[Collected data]
----------
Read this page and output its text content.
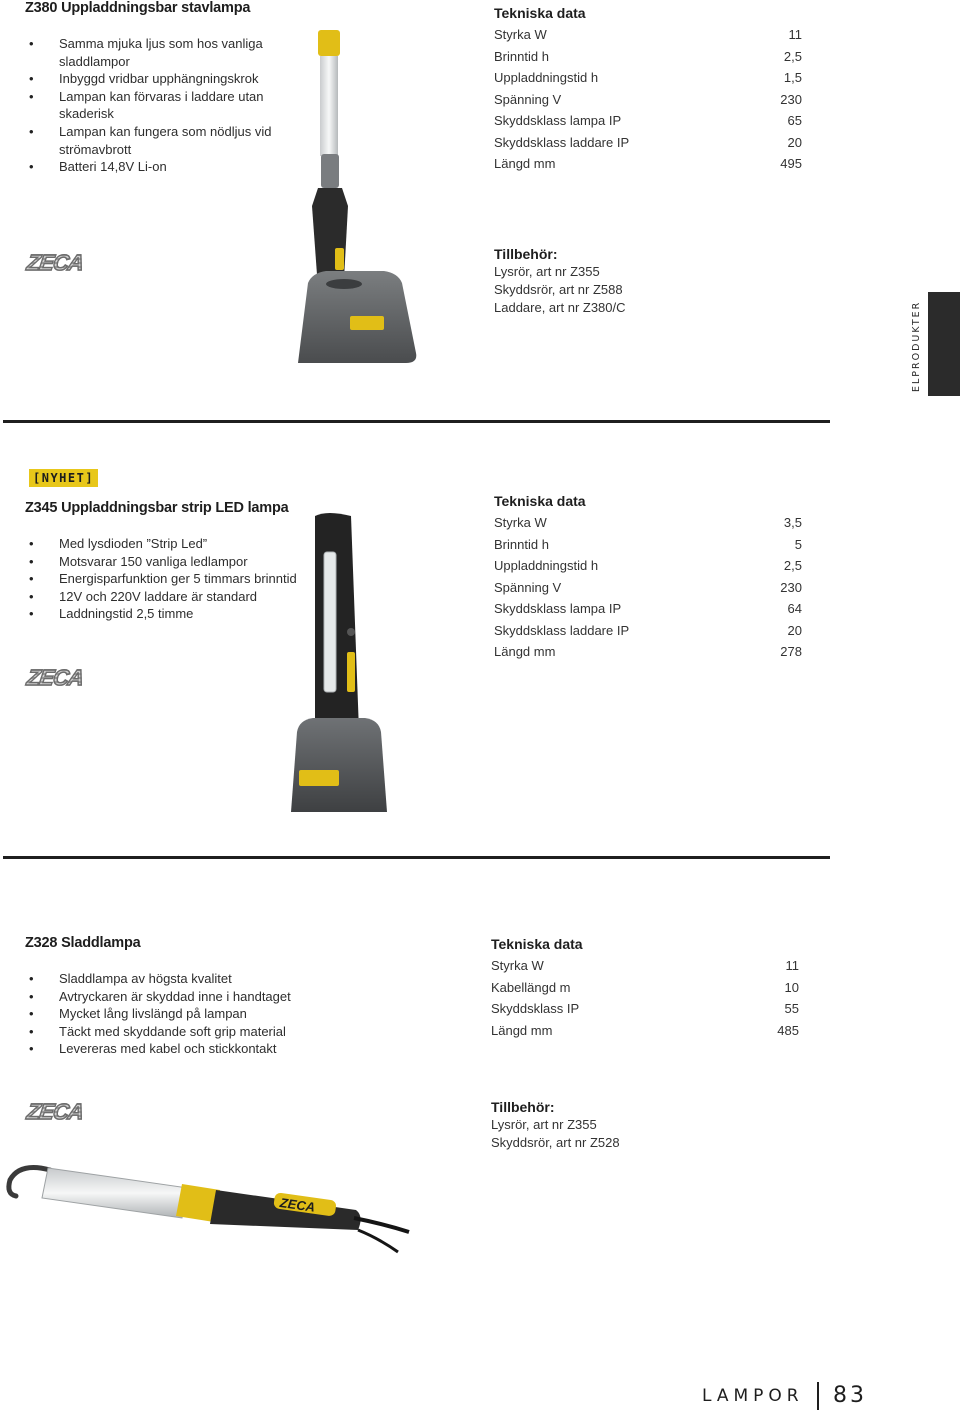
Z380 Uppladdningsbar stavlampa
• Samma mjuka ljus som hos vanliga sladdlampor
• Inbyggd vridbar upphängningskrok
• Lampan kan förvaras i laddare utan skaderisk
• Lampan kan fungera som nödljus vid strömavbrott
• Batteri 14,8V Li-on
ZECA
Tekniska data
Styrka W	11
Brinntid h	2,5
Uppladdningstid h	1,5
Spänning V	230
Skyddsklass lampa IP	65
Skyddsklass laddare IP	20
Längd mm	495
Tillbehör:
Lysrör, art nr Z355
Skyddsrör, art nr Z588
Laddare, art nr Z380/C	ELPRODUKTER
[NYHET]
Z345 Uppladdningsbar strip LED lampa
• Med lysdioden ”Strip Led”
• Motsvarar 150 vanliga ledlampor
• Energisparfunktion ger 5 timmars brinntid
• 12V och 220V laddare är standard
• Laddningstid 2,5 timme
ZECA
Tekniska data
Styrka W	3,5
Brinntid h	5
Uppladdningstid h	2,5
Spänning V	230
Skyddsklass lampa IP	64
Skyddsklass laddare IP	20
Längd mm	278
Z328 Sladdlampa
• Sladdlampa av högsta kvalitet
• Avtryckaren är skyddad inne i handtaget
• Mycket lång livslängd på lampan
• Täckt med skyddande soft grip material
• Levereras med kabel och stickkontakt
Tekniska data
Styrka W	11
Kabellängd m	10
Skyddsklass IP	55
Längd mm	485
ZECA	Tillbehör:
Lysrör, art nr Z355
Skyddsrör, art nr Z528
ZECA
LAMPOR 83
----------
**Exercise objective**
Reproduce all of the material exactly, apart from the pictures.

**Written response**
Read this page and output its text content.
Z380 Uppladdningsbar stavlampa
• Samma mjuka ljus som hos vanliga sladdlampor
• Inbyggd vridbar upphängningskrok
• Lampan kan förvaras i laddare utan skaderisk
• Lampan kan fungera som nödljus vid strömavbrott
• Batteri 14,8V Li-on
ZECA
Tekniska data
Styrka W	11
Brinntid h	2,5
Uppladdningstid h	1,5
Spänning V	230
Skyddsklass lampa IP	65
Skyddsklass laddare IP	20
Längd mm	495
Tillbehör:
Lysrör, art nr Z355
Skyddsrör, art nr Z588
Laddare, art nr Z380/C	ELPRODUKTER
[NYHET]
Z345 Uppladdningsbar strip LED lampa
• Med lysdioden ”Strip Led”
• Motsvarar 150 vanliga ledlampor
• Energisparfunktion ger 5 timmars brinntid
• 12V och 220V laddare är standard
• Laddningstid 2,5 timme
ZECA
Tekniska data
Styrka W	3,5
Brinntid h	5
Uppladdningstid h	2,5
Spänning V	230
Skyddsklass lampa IP	64
Skyddsklass laddare IP	20
Längd mm	278
Z328 Sladdlampa
• Sladdlampa av högsta kvalitet
• Avtryckaren är skyddad inne i handtaget
• Mycket lång livslängd på lampan
• Täckt med skyddande soft grip material
• Levereras med kabel och stickkontakt
Tekniska data
Styrka W	11
Kabellängd m	10
Skyddsklass IP	55
Längd mm	485
ZECA	Tillbehör:
Lysrör, art nr Z355
Skyddsrör, art nr Z528
ZECA
LAMPOR 83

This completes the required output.